◆ Exercise prompt ◆
Copy each line in the data that includes the word "JSON".

◆ Information provided ◆

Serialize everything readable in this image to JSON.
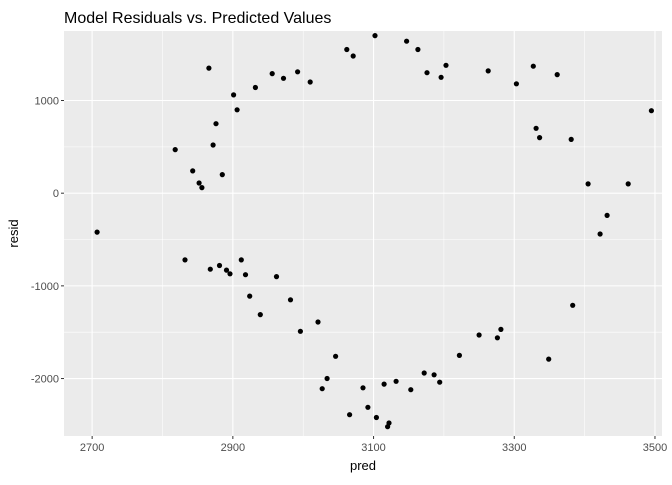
{
  "chart_data": {
    "type": "scatter",
    "title": "Model Residuals vs. Predicted Values",
    "xlabel": "pred",
    "ylabel": "resid",
    "xlim": [
      2660,
      3510
    ],
    "ylim": [
      -2620,
      1750
    ],
    "xticks": [
      2700,
      2900,
      3100,
      3300,
      3500
    ],
    "xtick_labels": [
      "2700",
      "2900",
      "3100",
      "3300",
      "3500"
    ],
    "yticks": [
      -2000,
      -1000,
      0,
      1000
    ],
    "ytick_labels": [
      "-2000",
      "-1000",
      "0",
      "1000"
    ],
    "grid": true,
    "panel_background": "#ebebeb",
    "grid_color": "#ffffff",
    "point_color": "#000000",
    "points": [
      [
        2707,
        -420
      ],
      [
        2818,
        470
      ],
      [
        2832,
        -720
      ],
      [
        2843,
        240
      ],
      [
        2852,
        110
      ],
      [
        2856,
        60
      ],
      [
        2866,
        1350
      ],
      [
        2868,
        -820
      ],
      [
        2872,
        520
      ],
      [
        2876,
        750
      ],
      [
        2881,
        -780
      ],
      [
        2885,
        200
      ],
      [
        2891,
        -830
      ],
      [
        2896,
        -870
      ],
      [
        2901,
        1060
      ],
      [
        2906,
        900
      ],
      [
        2912,
        -720
      ],
      [
        2918,
        -880
      ],
      [
        2924,
        -1110
      ],
      [
        2932,
        1140
      ],
      [
        2939,
        -1310
      ],
      [
        2956,
        1290
      ],
      [
        2962,
        -900
      ],
      [
        2972,
        1240
      ],
      [
        2982,
        -1150
      ],
      [
        2992,
        1310
      ],
      [
        2996,
        -1490
      ],
      [
        3010,
        1200
      ],
      [
        3021,
        -1390
      ],
      [
        3027,
        -2110
      ],
      [
        3034,
        -2000
      ],
      [
        3046,
        -1760
      ],
      [
        3062,
        1550
      ],
      [
        3066,
        -2390
      ],
      [
        3071,
        1480
      ],
      [
        3085,
        -2100
      ],
      [
        3092,
        -2310
      ],
      [
        3102,
        1700
      ],
      [
        3104,
        -2420
      ],
      [
        3115,
        -2060
      ],
      [
        3120,
        -2520
      ],
      [
        3122,
        -2480
      ],
      [
        3132,
        -2030
      ],
      [
        3147,
        1640
      ],
      [
        3153,
        -2120
      ],
      [
        3163,
        1550
      ],
      [
        3172,
        -1940
      ],
      [
        3176,
        1300
      ],
      [
        3186,
        -1960
      ],
      [
        3194,
        -2040
      ],
      [
        3196,
        1250
      ],
      [
        3203,
        1380
      ],
      [
        3222,
        -1750
      ],
      [
        3250,
        -1530
      ],
      [
        3263,
        1320
      ],
      [
        3276,
        -1560
      ],
      [
        3281,
        -1470
      ],
      [
        3303,
        1180
      ],
      [
        3327,
        1370
      ],
      [
        3331,
        700
      ],
      [
        3336,
        600
      ],
      [
        3349,
        -1790
      ],
      [
        3361,
        1280
      ],
      [
        3381,
        580
      ],
      [
        3383,
        -1210
      ],
      [
        3405,
        100
      ],
      [
        3422,
        -440
      ],
      [
        3432,
        -240
      ],
      [
        3462,
        100
      ],
      [
        3495,
        890
      ]
    ]
  }
}
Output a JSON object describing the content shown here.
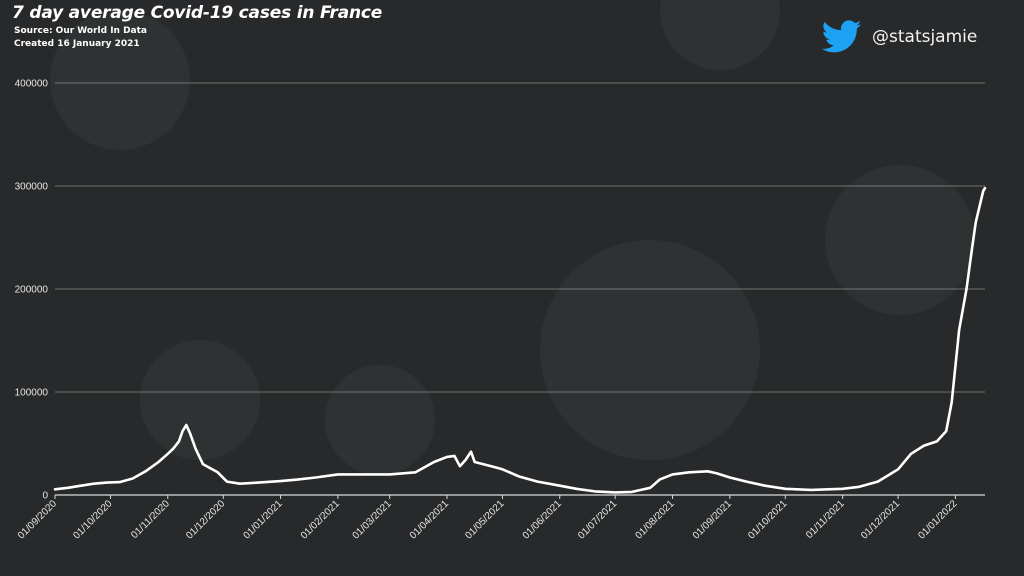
{
  "title": "7 day average Covid-19 cases in France",
  "source": "Source: Our World In Data",
  "created": "Created 16 January  2021",
  "handle": "@statsjamie",
  "icon": "twitter-bird-icon",
  "colors": {
    "background": "#27292a",
    "line": "#ffffff",
    "grid": "#8a8c8c",
    "brand": "#1da1f2"
  },
  "chart_data": {
    "type": "line",
    "title": "7 day average Covid-19 cases in France",
    "xlabel": "",
    "ylabel": "",
    "ylim": [
      0,
      400000
    ],
    "yticks": [
      0,
      100000,
      200000,
      300000,
      400000
    ],
    "ytick_labels": [
      "0",
      "100000",
      "200000",
      "300000",
      "400000"
    ],
    "grid": true,
    "legend": "none",
    "xticks": [
      "2020-09-01",
      "2020-10-01",
      "2020-11-01",
      "2020-12-01",
      "2021-01-01",
      "2021-02-01",
      "2021-03-01",
      "2021-04-01",
      "2021-05-01",
      "2021-06-01",
      "2021-07-01",
      "2021-08-01",
      "2021-09-01",
      "2021-10-01",
      "2021-11-01",
      "2021-12-01",
      "2022-01-01"
    ],
    "xtick_labels": [
      "01/09/2020",
      "01/10/2020",
      "01/11/2020",
      "01/12/2020",
      "01/01/2021",
      "01/02/2021",
      "01/03/2021",
      "01/04/2021",
      "01/05/2021",
      "01/06/2021",
      "01/07/2021",
      "01/08/2021",
      "01/09/2021",
      "01/10/2021",
      "01/11/2021",
      "01/12/2021",
      "01/01/2022"
    ],
    "series": [
      {
        "points": [
          [
            "2020-09-01",
            5500
          ],
          [
            "2020-09-08",
            7000
          ],
          [
            "2020-09-15",
            9000
          ],
          [
            "2020-09-22",
            11000
          ],
          [
            "2020-09-29",
            12000
          ],
          [
            "2020-10-06",
            12500
          ],
          [
            "2020-10-13",
            16000
          ],
          [
            "2020-10-20",
            23000
          ],
          [
            "2020-10-27",
            32000
          ],
          [
            "2020-11-01",
            40000
          ],
          [
            "2020-11-04",
            45000
          ],
          [
            "2020-11-07",
            52000
          ],
          [
            "2020-11-09",
            62000
          ],
          [
            "2020-11-11",
            68000
          ],
          [
            "2020-11-13",
            60000
          ],
          [
            "2020-11-16",
            45000
          ],
          [
            "2020-11-20",
            30000
          ],
          [
            "2020-11-24",
            26000
          ],
          [
            "2020-11-28",
            22000
          ],
          [
            "2020-12-03",
            13000
          ],
          [
            "2020-12-10",
            11000
          ],
          [
            "2020-12-20",
            12000
          ],
          [
            "2021-01-01",
            13500
          ],
          [
            "2021-01-10",
            15000
          ],
          [
            "2021-01-20",
            17000
          ],
          [
            "2021-02-01",
            20000
          ],
          [
            "2021-02-15",
            20000
          ],
          [
            "2021-03-01",
            20000
          ],
          [
            "2021-03-15",
            22000
          ],
          [
            "2021-03-25",
            32000
          ],
          [
            "2021-04-01",
            37000
          ],
          [
            "2021-04-05",
            38000
          ],
          [
            "2021-04-08",
            28000
          ],
          [
            "2021-04-11",
            34000
          ],
          [
            "2021-04-14",
            42000
          ],
          [
            "2021-04-16",
            32000
          ],
          [
            "2021-04-25",
            28000
          ],
          [
            "2021-05-01",
            25000
          ],
          [
            "2021-05-10",
            18000
          ],
          [
            "2021-05-20",
            13000
          ],
          [
            "2021-06-01",
            9000
          ],
          [
            "2021-06-10",
            6000
          ],
          [
            "2021-06-20",
            3500
          ],
          [
            "2021-07-01",
            2500
          ],
          [
            "2021-07-10",
            3000
          ],
          [
            "2021-07-20",
            7000
          ],
          [
            "2021-07-25",
            15000
          ],
          [
            "2021-08-01",
            20000
          ],
          [
            "2021-08-10",
            22000
          ],
          [
            "2021-08-20",
            23000
          ],
          [
            "2021-08-25",
            21000
          ],
          [
            "2021-09-01",
            17000
          ],
          [
            "2021-09-10",
            13000
          ],
          [
            "2021-09-20",
            9000
          ],
          [
            "2021-10-01",
            6000
          ],
          [
            "2021-10-15",
            5000
          ],
          [
            "2021-11-01",
            6000
          ],
          [
            "2021-11-10",
            8000
          ],
          [
            "2021-11-20",
            13000
          ],
          [
            "2021-12-01",
            25000
          ],
          [
            "2021-12-08",
            40000
          ],
          [
            "2021-12-15",
            48000
          ],
          [
            "2021-12-22",
            52000
          ],
          [
            "2021-12-27",
            62000
          ],
          [
            "2021-12-30",
            90000
          ],
          [
            "2022-01-03",
            160000
          ],
          [
            "2022-01-07",
            200000
          ],
          [
            "2022-01-10",
            240000
          ],
          [
            "2022-01-12",
            265000
          ],
          [
            "2022-01-14",
            280000
          ],
          [
            "2022-01-16",
            295000
          ],
          [
            "2022-01-17",
            298000
          ]
        ]
      }
    ]
  }
}
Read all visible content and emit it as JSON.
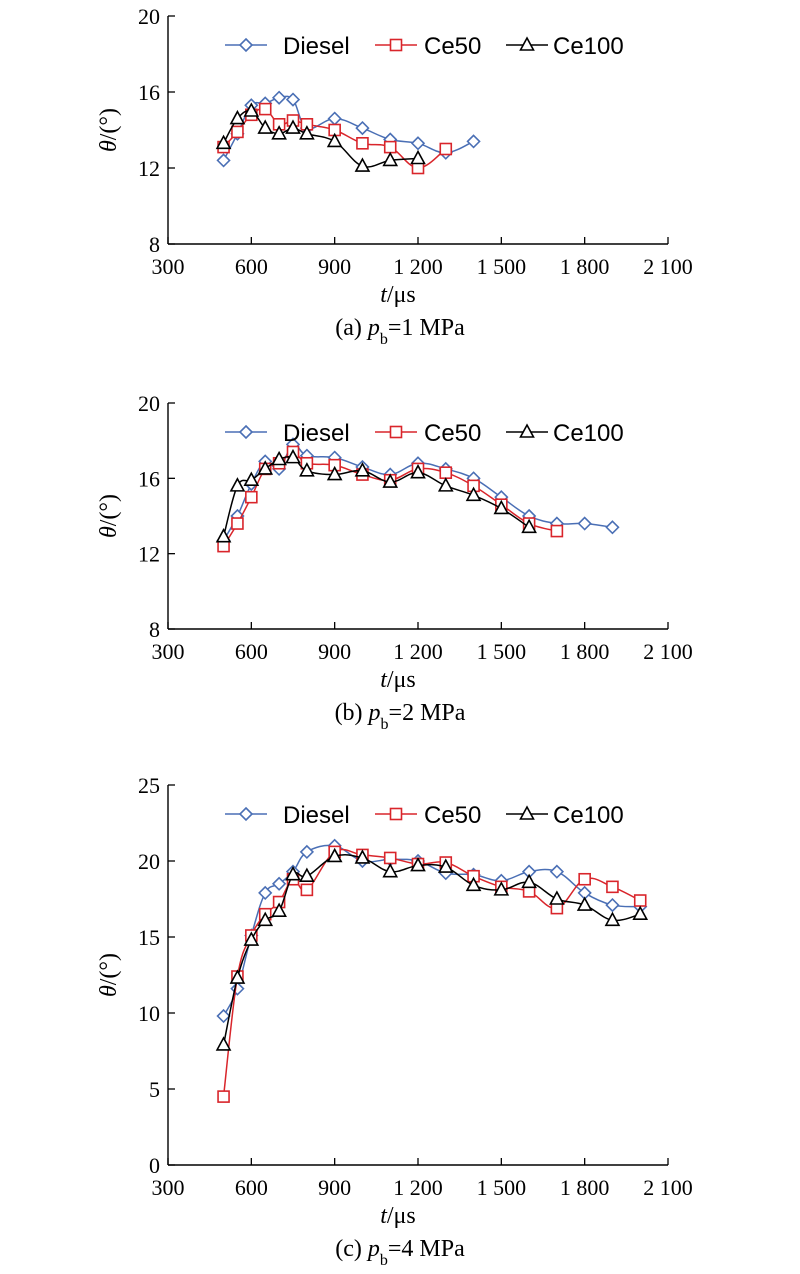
{
  "figure": {
    "colors": {
      "Diesel": "#4a6fb5",
      "Ce50": "#d9252b",
      "Ce100": "#000000"
    }
  },
  "chart_data": [
    {
      "type": "line",
      "caption": "(a) p_b=1 MPa",
      "caption_prefix": "(a) ",
      "caption_var": "p",
      "caption_sub": "b",
      "caption_rest": "=1 MPa",
      "xlabel_var": "t",
      "xlabel_unit": "/μs",
      "ylabel_var": "θ",
      "ylabel_unit": "/(°)",
      "xlim": [
        300,
        2100
      ],
      "ylim": [
        8,
        20
      ],
      "xticks": [
        300,
        600,
        900,
        1200,
        1500,
        1800,
        2100
      ],
      "xtick_labels": [
        "300",
        "600",
        "900",
        "1 200",
        "1 500",
        "1 800",
        "2 100"
      ],
      "yticks": [
        8,
        12,
        16,
        20
      ],
      "ytick_labels": [
        "8",
        "12",
        "16",
        "20"
      ],
      "legend_position": "top",
      "series": [
        {
          "name": "Diesel",
          "marker": "diamond",
          "x": [
            500,
            550,
            600,
            650,
            700,
            750,
            800,
            900,
            1000,
            1100,
            1200,
            1300,
            1400
          ],
          "y": [
            12.4,
            13.8,
            15.3,
            15.4,
            15.7,
            15.6,
            14.1,
            14.6,
            14.1,
            13.5,
            13.3,
            12.8,
            13.4
          ]
        },
        {
          "name": "Ce50",
          "marker": "square",
          "x": [
            500,
            550,
            600,
            650,
            700,
            750,
            800,
            900,
            1000,
            1100,
            1200,
            1300
          ],
          "y": [
            13.1,
            13.9,
            14.8,
            15.1,
            14.3,
            14.5,
            14.3,
            14.0,
            13.3,
            13.1,
            12.0,
            13.0
          ]
        },
        {
          "name": "Ce100",
          "marker": "triangle",
          "x": [
            500,
            550,
            600,
            650,
            700,
            750,
            800,
            900,
            1000,
            1100,
            1200
          ],
          "y": [
            13.3,
            14.6,
            15.0,
            14.1,
            13.8,
            14.1,
            13.8,
            13.4,
            12.1,
            12.4,
            12.5
          ]
        }
      ]
    },
    {
      "type": "line",
      "caption": "(b) p_b=2 MPa",
      "caption_prefix": "(b) ",
      "caption_var": "p",
      "caption_sub": "b",
      "caption_rest": "=2 MPa",
      "xlabel_var": "t",
      "xlabel_unit": "/μs",
      "ylabel_var": "θ",
      "ylabel_unit": "/(°)",
      "xlim": [
        300,
        2100
      ],
      "ylim": [
        8,
        20
      ],
      "xticks": [
        300,
        600,
        900,
        1200,
        1500,
        1800,
        2100
      ],
      "xtick_labels": [
        "300",
        "600",
        "900",
        "1 200",
        "1 500",
        "1 800",
        "2 100"
      ],
      "yticks": [
        8,
        12,
        16,
        20
      ],
      "ytick_labels": [
        "8",
        "12",
        "16",
        "20"
      ],
      "legend_position": "top",
      "series": [
        {
          "name": "Diesel",
          "marker": "diamond",
          "x": [
            500,
            550,
            600,
            650,
            700,
            750,
            800,
            900,
            1000,
            1100,
            1200,
            1300,
            1400,
            1500,
            1600,
            1700,
            1800,
            1900
          ],
          "y": [
            12.7,
            14.0,
            15.7,
            16.9,
            16.5,
            17.8,
            17.2,
            17.1,
            16.6,
            16.2,
            16.8,
            16.5,
            16.0,
            15.0,
            14.0,
            13.6,
            13.6,
            13.4
          ]
        },
        {
          "name": "Ce50",
          "marker": "square",
          "x": [
            500,
            550,
            600,
            650,
            700,
            750,
            800,
            900,
            1000,
            1100,
            1200,
            1300,
            1400,
            1500,
            1600,
            1700
          ],
          "y": [
            12.4,
            13.6,
            15.0,
            16.5,
            16.8,
            17.4,
            16.8,
            16.7,
            16.2,
            15.9,
            16.5,
            16.3,
            15.6,
            14.6,
            13.6,
            13.2
          ]
        },
        {
          "name": "Ce100",
          "marker": "triangle",
          "x": [
            500,
            550,
            600,
            650,
            700,
            750,
            800,
            900,
            1000,
            1100,
            1200,
            1300,
            1400,
            1500,
            1600
          ],
          "y": [
            12.9,
            15.6,
            15.9,
            16.5,
            17.0,
            17.1,
            16.4,
            16.2,
            16.4,
            15.8,
            16.3,
            15.6,
            15.1,
            14.4,
            13.4
          ]
        }
      ]
    },
    {
      "type": "line",
      "caption": "(c) p_b=4 MPa",
      "caption_prefix": "(c) ",
      "caption_var": "p",
      "caption_sub": "b",
      "caption_rest": "=4 MPa",
      "xlabel_var": "t",
      "xlabel_unit": "/μs",
      "ylabel_var": "θ",
      "ylabel_unit": "/(°)",
      "xlim": [
        300,
        2100
      ],
      "ylim": [
        0,
        25
      ],
      "xticks": [
        300,
        600,
        900,
        1200,
        1500,
        1800,
        2100
      ],
      "xtick_labels": [
        "300",
        "600",
        "900",
        "1 200",
        "1 500",
        "1 800",
        "2 100"
      ],
      "yticks": [
        0,
        5,
        10,
        15,
        20,
        25
      ],
      "ytick_labels": [
        "0",
        "5",
        "10",
        "15",
        "20",
        "25"
      ],
      "legend_position": "top",
      "series": [
        {
          "name": "Diesel",
          "marker": "diamond",
          "x": [
            500,
            550,
            600,
            650,
            700,
            750,
            800,
            900,
            1000,
            1100,
            1200,
            1300,
            1400,
            1500,
            1600,
            1700,
            1800,
            1900,
            2000
          ],
          "y": [
            9.8,
            11.6,
            15.1,
            17.9,
            18.5,
            19.3,
            20.6,
            21.0,
            20.0,
            20.1,
            20.0,
            19.2,
            19.1,
            18.7,
            19.3,
            19.3,
            17.9,
            17.1,
            17.0
          ]
        },
        {
          "name": "Ce50",
          "marker": "square",
          "x": [
            500,
            550,
            600,
            650,
            700,
            750,
            800,
            900,
            1000,
            1100,
            1200,
            1300,
            1400,
            1500,
            1600,
            1700,
            1800,
            1900,
            2000
          ],
          "y": [
            4.5,
            12.4,
            15.1,
            16.5,
            17.3,
            18.8,
            18.1,
            20.6,
            20.4,
            20.2,
            19.8,
            19.9,
            19.0,
            18.3,
            18.0,
            16.9,
            18.8,
            18.3,
            17.4
          ]
        },
        {
          "name": "Ce100",
          "marker": "triangle",
          "x": [
            500,
            550,
            600,
            650,
            700,
            750,
            800,
            900,
            1000,
            1100,
            1200,
            1300,
            1400,
            1500,
            1600,
            1700,
            1800,
            1900,
            2000
          ],
          "y": [
            7.9,
            12.3,
            14.8,
            16.1,
            16.7,
            19.1,
            19.0,
            20.3,
            20.2,
            19.3,
            19.7,
            19.6,
            18.4,
            18.1,
            18.6,
            17.5,
            17.1,
            16.1,
            16.5
          ]
        }
      ]
    }
  ]
}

◆ Final result ◆
Serialize everything readable in this image to JSON.
Output a JSON object describing the content shown here.
Read all visible content and emit it as JSON.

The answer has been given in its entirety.